Each entry below is to be written out exactly, and the pictures are to be left out.

== Exercise material ==
·····

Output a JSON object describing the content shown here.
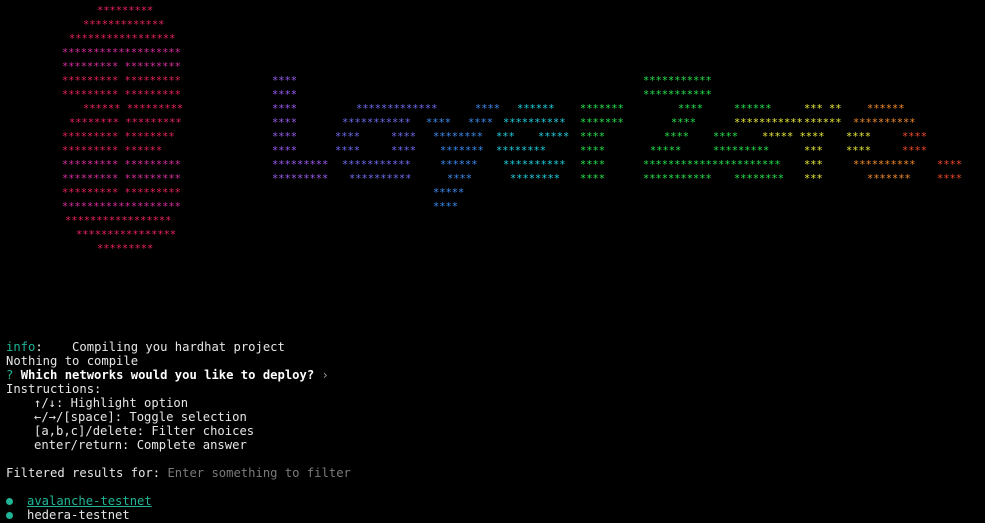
{
  "ascii_art": {
    "color_magenta": "#e6245c",
    "color_pink": "#d82e9e",
    "color_purple": "#9a5bf0",
    "color_indigo": "#6e6cf0",
    "color_blue": "#3b8cf0",
    "color_cyan": "#20d0e0",
    "color_green": "#25e04a",
    "color_yellow": "#e8e83a",
    "color_orange": "#f08a2a",
    "color_red": "#f04a2a"
  },
  "log": {
    "info_tag": "info",
    "info_colon": ":",
    "info_message": "    Compiling you hardhat project",
    "nothing_to_compile": "Nothing to compile",
    "question_mark": "?",
    "question": "Which networks would you like to deploy?",
    "question_chevron": "›",
    "instructions_title": "Instructions:",
    "instructions": [
      "↑/↓: Highlight option",
      "←/→/[space]: Toggle selection",
      "[a,b,c]/delete: Filter choices",
      "enter/return: Complete answer"
    ],
    "filter_label": "Filtered results for:",
    "filter_placeholder": "Enter something to filter",
    "choices": [
      {
        "label": "avalanche-testnet"
      },
      {
        "label": "hedera-testnet"
      }
    ]
  }
}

·····

== Response to this task ==
Output a JSON object describing the content shown here.
{
  "ascii_art": {
    "color_magenta": "#e6245c",
    "color_pink": "#d82e9e",
    "color_purple": "#9a5bf0",
    "color_indigo": "#6e6cf0",
    "color_blue": "#3b8cf0",
    "color_cyan": "#20d0e0",
    "color_green": "#25e04a",
    "color_yellow": "#e8e83a",
    "color_orange": "#f08a2a",
    "color_red": "#f04a2a"
  },
  "log": {
    "info_tag": "info",
    "info_colon": ":",
    "info_message": "    Compiling you hardhat project",
    "nothing_to_compile": "Nothing to compile",
    "question_mark": "?",
    "question": "Which networks would you like to deploy?",
    "question_chevron": "›",
    "instructions_title": "Instructions:",
    "instructions": [
      "↑/↓: Highlight option",
      "←/→/[space]: Toggle selection",
      "[a,b,c]/delete: Filter choices",
      "enter/return: Complete answer"
    ],
    "filter_label": "Filtered results for:",
    "filter_placeholder": "Enter something to filter",
    "choices": [
      {
        "label": "avalanche-testnet"
      },
      {
        "label": "hedera-testnet"
      }
    ]
  }
}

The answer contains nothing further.